Goal of the exercise — Look for the string "this" in every line, and copy each line that has it.

Exercise material —
⁂
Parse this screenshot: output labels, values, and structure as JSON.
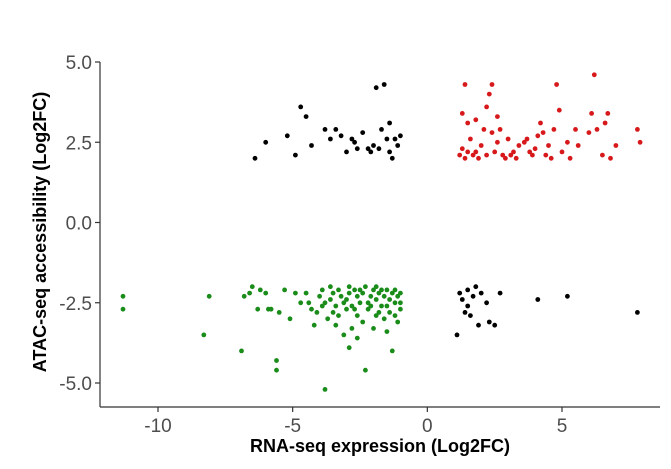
{
  "chart_data": {
    "type": "scatter",
    "title": "",
    "xlabel": "RNA-seq expression (Log2FC)",
    "ylabel": "ATAC-seq accessibility (Log2FC)",
    "xlim": [
      -12,
      9
    ],
    "ylim": [
      -5.6,
      5.2
    ],
    "x_ticks": [
      -10,
      -5,
      0,
      5
    ],
    "x_tick_labels": [
      "-10",
      "-5",
      "0",
      "5"
    ],
    "y_ticks": [
      5.0,
      2.5,
      0.0,
      -2.5,
      -5.0
    ],
    "y_tick_labels": [
      "5.0",
      "2.5",
      "0.0",
      "-2.5",
      "-5.0"
    ],
    "grid": false,
    "legend": "none",
    "series": [
      {
        "color": "#d7191c",
        "points": [
          [
            1.2,
            2.1
          ],
          [
            1.3,
            2.3
          ],
          [
            1.4,
            2.0
          ],
          [
            1.5,
            2.2
          ],
          [
            1.6,
            2.6
          ],
          [
            1.7,
            2.1
          ],
          [
            1.8,
            2.2
          ],
          [
            1.3,
            3.4
          ],
          [
            1.5,
            3.1
          ],
          [
            1.4,
            4.3
          ],
          [
            1.9,
            2.0
          ],
          [
            2.0,
            2.4
          ],
          [
            2.1,
            2.9
          ],
          [
            2.2,
            2.1
          ],
          [
            2.3,
            4.0
          ],
          [
            2.4,
            2.8
          ],
          [
            2.5,
            2.2
          ],
          [
            2.6,
            3.3
          ],
          [
            2.7,
            2.9
          ],
          [
            2.8,
            2.1
          ],
          [
            2.9,
            2.0
          ],
          [
            3.0,
            2.6
          ],
          [
            3.1,
            2.1
          ],
          [
            3.2,
            2.2
          ],
          [
            3.4,
            2.4
          ],
          [
            3.6,
            2.5
          ],
          [
            3.8,
            2.2
          ],
          [
            3.9,
            2.1
          ],
          [
            4.0,
            2.3
          ],
          [
            4.1,
            2.7
          ],
          [
            4.3,
            2.8
          ],
          [
            4.4,
            2.1
          ],
          [
            4.5,
            2.4
          ],
          [
            4.6,
            2.0
          ],
          [
            4.7,
            2.9
          ],
          [
            4.8,
            4.3
          ],
          [
            4.9,
            3.5
          ],
          [
            5.0,
            2.2
          ],
          [
            5.2,
            2.5
          ],
          [
            5.3,
            2.0
          ],
          [
            5.5,
            2.9
          ],
          [
            5.6,
            2.4
          ],
          [
            1.8,
            3.2
          ],
          [
            2.2,
            3.6
          ],
          [
            2.4,
            4.3
          ],
          [
            3.7,
            2.6
          ],
          [
            4.2,
            3.1
          ],
          [
            6.0,
            2.8
          ],
          [
            6.1,
            3.4
          ],
          [
            6.2,
            4.6
          ],
          [
            6.3,
            2.9
          ],
          [
            6.5,
            2.1
          ],
          [
            6.6,
            3.1
          ],
          [
            6.7,
            3.4
          ],
          [
            6.8,
            2.0
          ],
          [
            7.0,
            2.4
          ],
          [
            7.8,
            2.9
          ],
          [
            7.9,
            2.5
          ],
          [
            2.6,
            2.5
          ],
          [
            3.3,
            2.0
          ]
        ]
      },
      {
        "color": "#000000",
        "points": [
          [
            -6.4,
            2.0
          ],
          [
            -6.0,
            2.5
          ],
          [
            -5.2,
            2.7
          ],
          [
            -4.9,
            2.1
          ],
          [
            -4.7,
            3.6
          ],
          [
            -4.5,
            3.3
          ],
          [
            -4.3,
            2.4
          ],
          [
            -3.8,
            2.9
          ],
          [
            -3.6,
            2.6
          ],
          [
            -3.4,
            2.9
          ],
          [
            -3.2,
            2.7
          ],
          [
            -3.0,
            2.2
          ],
          [
            -2.8,
            2.6
          ],
          [
            -2.6,
            2.3
          ],
          [
            -2.4,
            2.8
          ],
          [
            -2.2,
            2.3
          ],
          [
            -2.0,
            2.4
          ],
          [
            -1.9,
            4.2
          ],
          [
            -1.7,
            2.9
          ],
          [
            -1.6,
            4.3
          ],
          [
            -1.5,
            2.6
          ],
          [
            -1.4,
            2.2
          ],
          [
            -1.3,
            2.0
          ],
          [
            -1.2,
            2.6
          ],
          [
            -1.1,
            2.4
          ],
          [
            -1.0,
            2.7
          ],
          [
            -1.4,
            3.1
          ],
          [
            -2.7,
            2.5
          ],
          [
            -2.1,
            2.2
          ],
          [
            -1.8,
            2.3
          ],
          [
            1.1,
            -3.5
          ],
          [
            1.2,
            -2.2
          ],
          [
            1.3,
            -2.4
          ],
          [
            1.4,
            -2.8
          ],
          [
            1.5,
            -2.1
          ],
          [
            1.6,
            -2.9
          ],
          [
            1.7,
            -2.3
          ],
          [
            1.8,
            -2.0
          ],
          [
            2.0,
            -2.2
          ],
          [
            2.2,
            -2.5
          ],
          [
            2.3,
            -3.1
          ],
          [
            2.5,
            -3.2
          ],
          [
            2.7,
            -2.2
          ],
          [
            4.1,
            -2.4
          ],
          [
            5.2,
            -2.3
          ],
          [
            7.8,
            -2.8
          ],
          [
            1.9,
            -3.2
          ],
          [
            1.5,
            -2.6
          ]
        ]
      },
      {
        "color": "#1a8c1a",
        "points": [
          [
            -11.3,
            -2.3
          ],
          [
            -11.3,
            -2.7
          ],
          [
            -8.3,
            -3.5
          ],
          [
            -8.1,
            -2.3
          ],
          [
            -6.9,
            -4.0
          ],
          [
            -6.8,
            -2.3
          ],
          [
            -6.6,
            -2.2
          ],
          [
            -6.5,
            -2.0
          ],
          [
            -6.3,
            -2.7
          ],
          [
            -6.2,
            -2.1
          ],
          [
            -6.0,
            -2.2
          ],
          [
            -5.9,
            -2.7
          ],
          [
            -5.8,
            -2.7
          ],
          [
            -5.6,
            -4.6
          ],
          [
            -5.6,
            -4.3
          ],
          [
            -5.5,
            -2.8
          ],
          [
            -5.3,
            -2.1
          ],
          [
            -5.1,
            -3.0
          ],
          [
            -4.9,
            -2.2
          ],
          [
            -4.7,
            -2.5
          ],
          [
            -4.5,
            -2.2
          ],
          [
            -4.3,
            -2.7
          ],
          [
            -4.2,
            -3.2
          ],
          [
            -4.0,
            -2.3
          ],
          [
            -3.9,
            -2.1
          ],
          [
            -3.8,
            -2.5
          ],
          [
            -3.8,
            -5.2
          ],
          [
            -3.7,
            -3.0
          ],
          [
            -3.6,
            -2.4
          ],
          [
            -3.5,
            -2.2
          ],
          [
            -3.4,
            -2.6
          ],
          [
            -3.3,
            -2.1
          ],
          [
            -3.2,
            -2.3
          ],
          [
            -3.1,
            -3.5
          ],
          [
            -3.0,
            -2.4
          ],
          [
            -2.9,
            -2.2
          ],
          [
            -2.9,
            -3.9
          ],
          [
            -2.8,
            -2.6
          ],
          [
            -2.7,
            -2.1
          ],
          [
            -2.6,
            -2.3
          ],
          [
            -2.5,
            -2.5
          ],
          [
            -2.4,
            -2.2
          ],
          [
            -2.3,
            -4.6
          ],
          [
            -2.2,
            -2.7
          ],
          [
            -2.1,
            -2.3
          ],
          [
            -2.0,
            -2.1
          ],
          [
            -1.9,
            -2.4
          ],
          [
            -1.8,
            -2.2
          ],
          [
            -1.7,
            -2.6
          ],
          [
            -1.6,
            -2.3
          ],
          [
            -1.5,
            -2.1
          ],
          [
            -1.4,
            -2.4
          ],
          [
            -1.3,
            -2.2
          ],
          [
            -1.2,
            -2.5
          ],
          [
            -1.1,
            -2.3
          ],
          [
            -1.0,
            -2.2
          ],
          [
            -1.3,
            -4.0
          ],
          [
            -1.2,
            -2.9
          ],
          [
            -1.0,
            -2.7
          ],
          [
            -1.1,
            -3.1
          ],
          [
            -2.6,
            -2.9
          ],
          [
            -3.5,
            -2.8
          ],
          [
            -4.1,
            -2.8
          ],
          [
            -2.0,
            -3.3
          ],
          [
            -1.6,
            -3.0
          ],
          [
            -2.4,
            -3.1
          ],
          [
            -3.0,
            -2.7
          ],
          [
            -1.8,
            -2.8
          ],
          [
            -2.2,
            -2.5
          ],
          [
            -2.8,
            -3.3
          ],
          [
            -3.3,
            -2.9
          ],
          [
            -1.5,
            -2.6
          ],
          [
            -2.5,
            -2.1
          ],
          [
            -3.6,
            -2.0
          ],
          [
            -1.9,
            -2.9
          ],
          [
            -2.3,
            -2.0
          ],
          [
            -1.4,
            -2.8
          ],
          [
            -3.9,
            -2.6
          ],
          [
            -4.4,
            -2.5
          ],
          [
            -2.7,
            -2.7
          ],
          [
            -1.7,
            -2.1
          ],
          [
            -2.1,
            -2.6
          ],
          [
            -3.1,
            -2.5
          ],
          [
            -2.9,
            -2.0
          ],
          [
            -1.2,
            -2.1
          ],
          [
            -1.5,
            -3.4
          ],
          [
            -2.6,
            -3.6
          ],
          [
            -3.4,
            -3.2
          ],
          [
            -1.9,
            -2.0
          ],
          [
            -1.0,
            -2.5
          ]
        ]
      }
    ]
  }
}
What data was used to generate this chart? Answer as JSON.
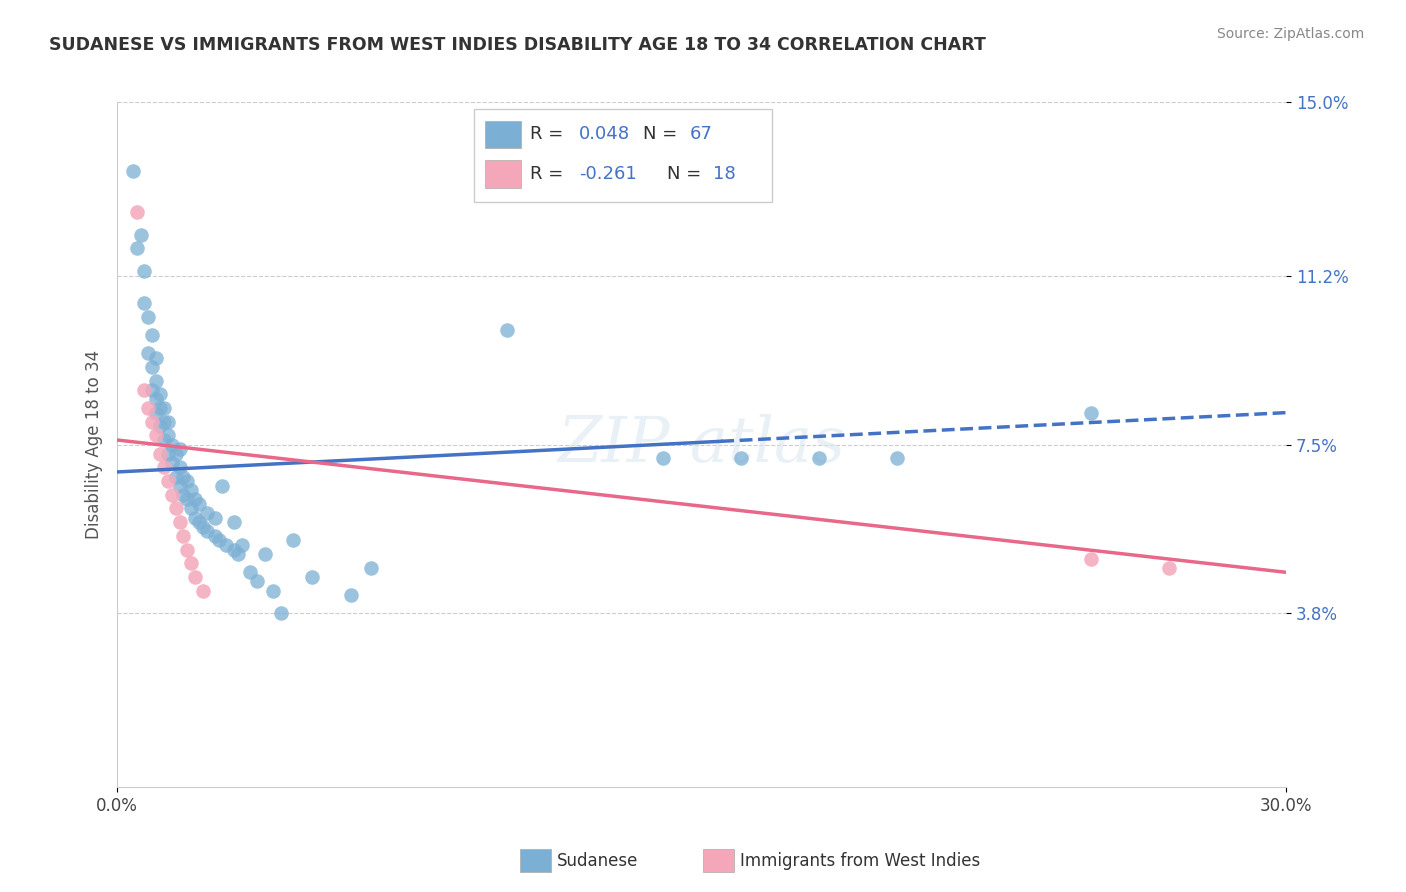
{
  "title": "SUDANESE VS IMMIGRANTS FROM WEST INDIES DISABILITY AGE 18 TO 34 CORRELATION CHART",
  "source": "Source: ZipAtlas.com",
  "ylabel": "Disability Age 18 to 34",
  "xlim": [
    0.0,
    0.3
  ],
  "ylim": [
    0.0,
    0.15
  ],
  "ytick_labels": [
    "3.8%",
    "7.5%",
    "11.2%",
    "15.0%"
  ],
  "ytick_positions": [
    0.038,
    0.075,
    0.112,
    0.15
  ],
  "grid_color": "#cccccc",
  "background_color": "#ffffff",
  "blue_color": "#7bafd4",
  "pink_color": "#f4a7b9",
  "blue_line_color": "#4472c4",
  "pink_line_color": "#e8688a",
  "sudanese_x": [
    0.004,
    0.005,
    0.006,
    0.007,
    0.007,
    0.008,
    0.008,
    0.009,
    0.009,
    0.009,
    0.01,
    0.01,
    0.01,
    0.01,
    0.011,
    0.011,
    0.011,
    0.012,
    0.012,
    0.012,
    0.013,
    0.013,
    0.013,
    0.014,
    0.014,
    0.015,
    0.015,
    0.016,
    0.016,
    0.016,
    0.017,
    0.017,
    0.018,
    0.018,
    0.019,
    0.019,
    0.02,
    0.02,
    0.021,
    0.021,
    0.022,
    0.023,
    0.023,
    0.025,
    0.025,
    0.026,
    0.027,
    0.028,
    0.03,
    0.03,
    0.031,
    0.032,
    0.034,
    0.036,
    0.038,
    0.04,
    0.042,
    0.045,
    0.05,
    0.06,
    0.065,
    0.1,
    0.14,
    0.16,
    0.18,
    0.2,
    0.25
  ],
  "sudanese_y": [
    0.135,
    0.118,
    0.121,
    0.106,
    0.113,
    0.095,
    0.103,
    0.087,
    0.092,
    0.099,
    0.082,
    0.085,
    0.089,
    0.094,
    0.079,
    0.083,
    0.086,
    0.076,
    0.08,
    0.083,
    0.073,
    0.077,
    0.08,
    0.071,
    0.075,
    0.068,
    0.073,
    0.066,
    0.07,
    0.074,
    0.064,
    0.068,
    0.063,
    0.067,
    0.061,
    0.065,
    0.059,
    0.063,
    0.058,
    0.062,
    0.057,
    0.056,
    0.06,
    0.055,
    0.059,
    0.054,
    0.066,
    0.053,
    0.052,
    0.058,
    0.051,
    0.053,
    0.047,
    0.045,
    0.051,
    0.043,
    0.038,
    0.054,
    0.046,
    0.042,
    0.048,
    0.1,
    0.072,
    0.072,
    0.072,
    0.072,
    0.082
  ],
  "westindies_x": [
    0.005,
    0.007,
    0.008,
    0.009,
    0.01,
    0.011,
    0.012,
    0.013,
    0.014,
    0.015,
    0.016,
    0.017,
    0.018,
    0.019,
    0.02,
    0.022,
    0.25,
    0.27
  ],
  "westindies_y": [
    0.126,
    0.087,
    0.083,
    0.08,
    0.077,
    0.073,
    0.07,
    0.067,
    0.064,
    0.061,
    0.058,
    0.055,
    0.052,
    0.049,
    0.046,
    0.043,
    0.05,
    0.048
  ],
  "blue_trend_x": [
    0.0,
    0.3
  ],
  "blue_trend_y": [
    0.069,
    0.082
  ],
  "pink_trend_x": [
    0.0,
    0.3
  ],
  "pink_trend_y": [
    0.076,
    0.047
  ]
}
⁂
Answer for the task —
Parse this screenshot: output labels, values, and structure as JSON.
What data was used to generate this chart? Answer as JSON.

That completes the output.